● **TASK INSTRUCTIONS**: Can the data below be set down again exactly, line for line?
— start of SUPPLIED DATA —
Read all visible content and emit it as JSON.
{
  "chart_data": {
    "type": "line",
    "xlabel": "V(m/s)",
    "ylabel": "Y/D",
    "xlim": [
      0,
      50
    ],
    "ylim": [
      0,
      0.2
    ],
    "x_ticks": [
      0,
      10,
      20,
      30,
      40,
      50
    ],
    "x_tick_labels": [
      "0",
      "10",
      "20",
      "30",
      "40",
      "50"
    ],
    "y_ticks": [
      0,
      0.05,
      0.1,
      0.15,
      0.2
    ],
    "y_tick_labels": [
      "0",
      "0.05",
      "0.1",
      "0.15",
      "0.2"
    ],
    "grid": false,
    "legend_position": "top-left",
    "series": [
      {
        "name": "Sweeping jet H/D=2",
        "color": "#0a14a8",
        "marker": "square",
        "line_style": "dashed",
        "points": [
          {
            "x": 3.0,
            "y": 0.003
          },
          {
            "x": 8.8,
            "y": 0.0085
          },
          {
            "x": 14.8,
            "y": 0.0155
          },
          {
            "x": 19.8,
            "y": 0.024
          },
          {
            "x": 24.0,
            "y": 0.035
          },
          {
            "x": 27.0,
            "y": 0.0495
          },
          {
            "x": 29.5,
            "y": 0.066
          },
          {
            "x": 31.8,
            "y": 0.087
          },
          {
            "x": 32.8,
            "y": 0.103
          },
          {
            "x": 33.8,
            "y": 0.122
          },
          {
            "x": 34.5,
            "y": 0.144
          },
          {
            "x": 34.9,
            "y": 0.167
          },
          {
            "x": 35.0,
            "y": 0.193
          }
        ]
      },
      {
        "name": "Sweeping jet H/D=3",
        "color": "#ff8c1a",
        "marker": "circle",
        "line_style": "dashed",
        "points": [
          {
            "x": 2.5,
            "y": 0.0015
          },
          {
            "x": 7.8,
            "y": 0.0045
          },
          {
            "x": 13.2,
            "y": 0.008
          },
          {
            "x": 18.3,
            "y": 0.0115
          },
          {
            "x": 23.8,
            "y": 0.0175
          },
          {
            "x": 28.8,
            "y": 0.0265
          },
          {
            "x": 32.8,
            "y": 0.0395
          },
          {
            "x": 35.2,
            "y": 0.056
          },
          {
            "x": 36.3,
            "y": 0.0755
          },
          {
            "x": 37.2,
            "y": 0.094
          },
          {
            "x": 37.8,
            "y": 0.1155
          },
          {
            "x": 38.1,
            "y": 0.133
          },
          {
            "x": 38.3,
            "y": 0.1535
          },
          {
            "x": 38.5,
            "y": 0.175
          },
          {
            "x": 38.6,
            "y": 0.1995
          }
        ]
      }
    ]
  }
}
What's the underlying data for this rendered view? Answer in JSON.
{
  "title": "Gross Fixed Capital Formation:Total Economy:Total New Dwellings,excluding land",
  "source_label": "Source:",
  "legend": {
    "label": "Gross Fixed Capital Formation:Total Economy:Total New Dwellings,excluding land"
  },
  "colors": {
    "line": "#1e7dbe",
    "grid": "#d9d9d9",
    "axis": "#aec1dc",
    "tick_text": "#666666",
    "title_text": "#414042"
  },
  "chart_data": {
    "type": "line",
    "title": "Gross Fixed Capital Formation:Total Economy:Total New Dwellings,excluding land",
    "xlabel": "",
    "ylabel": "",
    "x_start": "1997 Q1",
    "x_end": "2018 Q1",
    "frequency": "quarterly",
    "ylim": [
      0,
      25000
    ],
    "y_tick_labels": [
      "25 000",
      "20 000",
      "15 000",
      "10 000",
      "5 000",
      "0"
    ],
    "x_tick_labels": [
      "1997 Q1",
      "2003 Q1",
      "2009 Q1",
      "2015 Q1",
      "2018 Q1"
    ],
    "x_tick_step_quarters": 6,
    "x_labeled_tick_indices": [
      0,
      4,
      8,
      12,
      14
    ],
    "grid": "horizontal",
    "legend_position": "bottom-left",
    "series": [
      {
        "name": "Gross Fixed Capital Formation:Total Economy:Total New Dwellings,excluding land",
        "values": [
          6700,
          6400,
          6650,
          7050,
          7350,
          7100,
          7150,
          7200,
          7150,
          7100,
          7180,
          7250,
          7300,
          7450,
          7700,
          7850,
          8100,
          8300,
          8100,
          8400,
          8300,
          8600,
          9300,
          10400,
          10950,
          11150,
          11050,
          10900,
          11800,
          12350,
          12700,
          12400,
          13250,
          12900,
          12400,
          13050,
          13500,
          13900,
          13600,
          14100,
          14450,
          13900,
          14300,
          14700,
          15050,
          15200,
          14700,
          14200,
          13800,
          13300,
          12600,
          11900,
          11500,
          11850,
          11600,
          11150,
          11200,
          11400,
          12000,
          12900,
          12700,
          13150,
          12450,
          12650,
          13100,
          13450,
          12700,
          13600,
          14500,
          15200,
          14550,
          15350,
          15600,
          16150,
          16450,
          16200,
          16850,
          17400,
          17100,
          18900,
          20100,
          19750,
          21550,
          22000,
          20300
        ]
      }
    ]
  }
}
— end of SUPPLIED DATA —
● **WRITTEN RESPONSE**:
Read all visible content and emit it as JSON.
{
  "chart_data": {
    "type": "line",
    "xlabel": "V(m/s)",
    "ylabel": "Y/D",
    "xlim": [
      0,
      50
    ],
    "ylim": [
      0,
      0.2
    ],
    "x_ticks": [
      0,
      10,
      20,
      30,
      40,
      50
    ],
    "x_tick_labels": [
      "0",
      "10",
      "20",
      "30",
      "40",
      "50"
    ],
    "y_ticks": [
      0,
      0.05,
      0.1,
      0.15,
      0.2
    ],
    "y_tick_labels": [
      "0",
      "0.05",
      "0.1",
      "0.15",
      "0.2"
    ],
    "grid": false,
    "legend_position": "top-left",
    "series": [
      {
        "name": "Sweeping jet H/D=2",
        "color": "#0a14a8",
        "marker": "square",
        "line_style": "dashed",
        "points": [
          {
            "x": 3.0,
            "y": 0.003
          },
          {
            "x": 8.8,
            "y": 0.0085
          },
          {
            "x": 14.8,
            "y": 0.0155
          },
          {
            "x": 19.8,
            "y": 0.024
          },
          {
            "x": 24.0,
            "y": 0.035
          },
          {
            "x": 27.0,
            "y": 0.0495
          },
          {
            "x": 29.5,
            "y": 0.066
          },
          {
            "x": 31.8,
            "y": 0.087
          },
          {
            "x": 32.8,
            "y": 0.103
          },
          {
            "x": 33.8,
            "y": 0.122
          },
          {
            "x": 34.5,
            "y": 0.144
          },
          {
            "x": 34.9,
            "y": 0.167
          },
          {
            "x": 35.0,
            "y": 0.193
          }
        ]
      },
      {
        "name": "Sweeping jet H/D=3",
        "color": "#ff8c1a",
        "marker": "circle",
        "line_style": "dashed",
        "points": [
          {
            "x": 2.5,
            "y": 0.0015
          },
          {
            "x": 7.8,
            "y": 0.0045
          },
          {
            "x": 13.2,
            "y": 0.008
          },
          {
            "x": 18.3,
            "y": 0.0115
          },
          {
            "x": 23.8,
            "y": 0.0175
          },
          {
            "x": 28.8,
            "y": 0.0265
          },
          {
            "x": 32.8,
            "y": 0.0395
          },
          {
            "x": 35.2,
            "y": 0.056
          },
          {
            "x": 36.3,
            "y": 0.0755
          },
          {
            "x": 37.2,
            "y": 0.094
          },
          {
            "x": 37.8,
            "y": 0.1155
          },
          {
            "x": 38.1,
            "y": 0.133
          },
          {
            "x": 38.3,
            "y": 0.1535
          },
          {
            "x": 38.5,
            "y": 0.175
          },
          {
            "x": 38.6,
            "y": 0.1995
          }
        ]
      }
    ]
  }
}
What's the underlying data for this rendered view? Answer in JSON.
{
  "title": "Gross Fixed Capital Formation:Total Economy:Total New Dwellings,excluding land",
  "source_label": "Source:",
  "legend": {
    "label": "Gross Fixed Capital Formation:Total Economy:Total New Dwellings,excluding land"
  },
  "colors": {
    "line": "#1e7dbe",
    "grid": "#d9d9d9",
    "axis": "#aec1dc",
    "tick_text": "#666666",
    "title_text": "#414042"
  },
  "chart_data": {
    "type": "line",
    "title": "Gross Fixed Capital Formation:Total Economy:Total New Dwellings,excluding land",
    "xlabel": "",
    "ylabel": "",
    "x_start": "1997 Q1",
    "x_end": "2018 Q1",
    "frequency": "quarterly",
    "ylim": [
      0,
      25000
    ],
    "y_tick_labels": [
      "25 000",
      "20 000",
      "15 000",
      "10 000",
      "5 000",
      "0"
    ],
    "x_tick_labels": [
      "1997 Q1",
      "2003 Q1",
      "2009 Q1",
      "2015 Q1",
      "2018 Q1"
    ],
    "x_tick_step_quarters": 6,
    "x_labeled_tick_indices": [
      0,
      4,
      8,
      12,
      14
    ],
    "grid": "horizontal",
    "legend_position": "bottom-left",
    "series": [
      {
        "name": "Gross Fixed Capital Formation:Total Economy:Total New Dwellings,excluding land",
        "values": [
          6700,
          6400,
          6650,
          7050,
          7350,
          7100,
          7150,
          7200,
          7150,
          7100,
          7180,
          7250,
          7300,
          7450,
          7700,
          7850,
          8100,
          8300,
          8100,
          8400,
          8300,
          8600,
          9300,
          10400,
          10950,
          11150,
          11050,
          10900,
          11800,
          12350,
          12700,
          12400,
          13250,
          12900,
          12400,
          13050,
          13500,
          13900,
          13600,
          14100,
          14450,
          13900,
          14300,
          14700,
          15050,
          15200,
          14700,
          14200,
          13800,
          13300,
          12600,
          11900,
          11500,
          11850,
          11600,
          11150,
          11200,
          11400,
          12000,
          12900,
          12700,
          13150,
          12450,
          12650,
          13100,
          13450,
          12700,
          13600,
          14500,
          15200,
          14550,
          15350,
          15600,
          16150,
          16450,
          16200,
          16850,
          17400,
          17100,
          18900,
          20100,
          19750,
          21550,
          22000,
          20300
        ]
      }
    ]
  }
}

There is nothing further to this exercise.